[Dataset rows]

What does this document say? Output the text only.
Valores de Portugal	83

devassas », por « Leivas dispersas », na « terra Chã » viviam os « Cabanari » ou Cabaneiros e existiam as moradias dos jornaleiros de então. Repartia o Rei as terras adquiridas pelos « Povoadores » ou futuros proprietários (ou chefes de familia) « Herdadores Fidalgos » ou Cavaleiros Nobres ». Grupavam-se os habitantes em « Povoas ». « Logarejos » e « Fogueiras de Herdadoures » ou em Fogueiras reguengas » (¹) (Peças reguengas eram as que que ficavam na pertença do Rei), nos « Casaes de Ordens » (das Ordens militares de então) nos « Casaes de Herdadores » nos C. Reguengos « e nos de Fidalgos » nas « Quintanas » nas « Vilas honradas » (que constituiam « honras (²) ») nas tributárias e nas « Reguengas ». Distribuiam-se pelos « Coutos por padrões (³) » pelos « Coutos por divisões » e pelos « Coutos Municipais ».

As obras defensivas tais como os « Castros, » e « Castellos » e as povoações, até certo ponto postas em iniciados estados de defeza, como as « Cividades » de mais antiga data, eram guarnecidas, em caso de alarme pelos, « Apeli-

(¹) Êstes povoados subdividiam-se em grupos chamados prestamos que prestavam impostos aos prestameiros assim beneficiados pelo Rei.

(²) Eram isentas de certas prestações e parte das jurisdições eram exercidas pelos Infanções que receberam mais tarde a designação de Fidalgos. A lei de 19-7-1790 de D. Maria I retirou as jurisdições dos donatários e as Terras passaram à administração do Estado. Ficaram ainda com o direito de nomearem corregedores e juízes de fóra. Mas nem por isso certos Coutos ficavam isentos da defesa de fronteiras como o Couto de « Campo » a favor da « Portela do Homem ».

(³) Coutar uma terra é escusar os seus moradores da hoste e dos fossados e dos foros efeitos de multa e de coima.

Stated goal: Restate the data above word for word, please.

Solution for this problem:
What does this document say? Output the text only.
Valores de Portugal	83

devassas », por « Leivas dispersas », na « terra Chã » viviam os « Cabanari » ou Cabaneiros e existiam as moradias dos jornaleiros de então. Repartia o Rei as terras adquiridas pelos « Povoadores » ou futuros proprietários (ou chefes de familia) « Herdadores Fidalgos » ou Cavaleiros Nobres ». Grupavam-se os habitantes em « Povoas ». « Logarejos » e « Fogueiras de Herdadoures » ou em Fogueiras reguengas » (¹) (Peças reguengas eram as que que ficavam na pertença do Rei), nos « Casaes de Ordens » (das Ordens militares de então) nos « Casaes de Herdadores » nos C. Reguengos « e nos de Fidalgos » nas « Quintanas » nas « Vilas honradas » (que constituiam « honras (²) ») nas tributárias e nas « Reguengas ». Distribuiam-se pelos « Coutos por padrões (³) » pelos « Coutos por divisões » e pelos « Coutos Municipais ».

As obras defensivas tais como os « Castros, » e « Castellos » e as povoações, até certo ponto postas em iniciados estados de defeza, como as « Cividades » de mais antiga data, eram guarnecidas, em caso de alarme pelos, « Apeli-

(¹) Êstes povoados subdividiam-se em grupos chamados prestamos que prestavam impostos aos prestameiros assim beneficiados pelo Rei.

(²) Eram isentas de certas prestações e parte das jurisdições eram exercidas pelos Infanções que receberam mais tarde a designação de Fidalgos. A lei de 19-7-1790 de D. Maria I retirou as jurisdições dos donatários e as Terras passaram à administração do Estado. Ficaram ainda com o direito de nomearem corregedores e juízes de fóra. Mas nem por isso certos Coutos ficavam isentos da defesa de fronteiras como o Couto de « Campo » a favor da « Portela do Homem ».

(³) Coutar uma terra é escusar os seus moradores da hoste e dos fossados e dos foros efeitos de multa e de coima.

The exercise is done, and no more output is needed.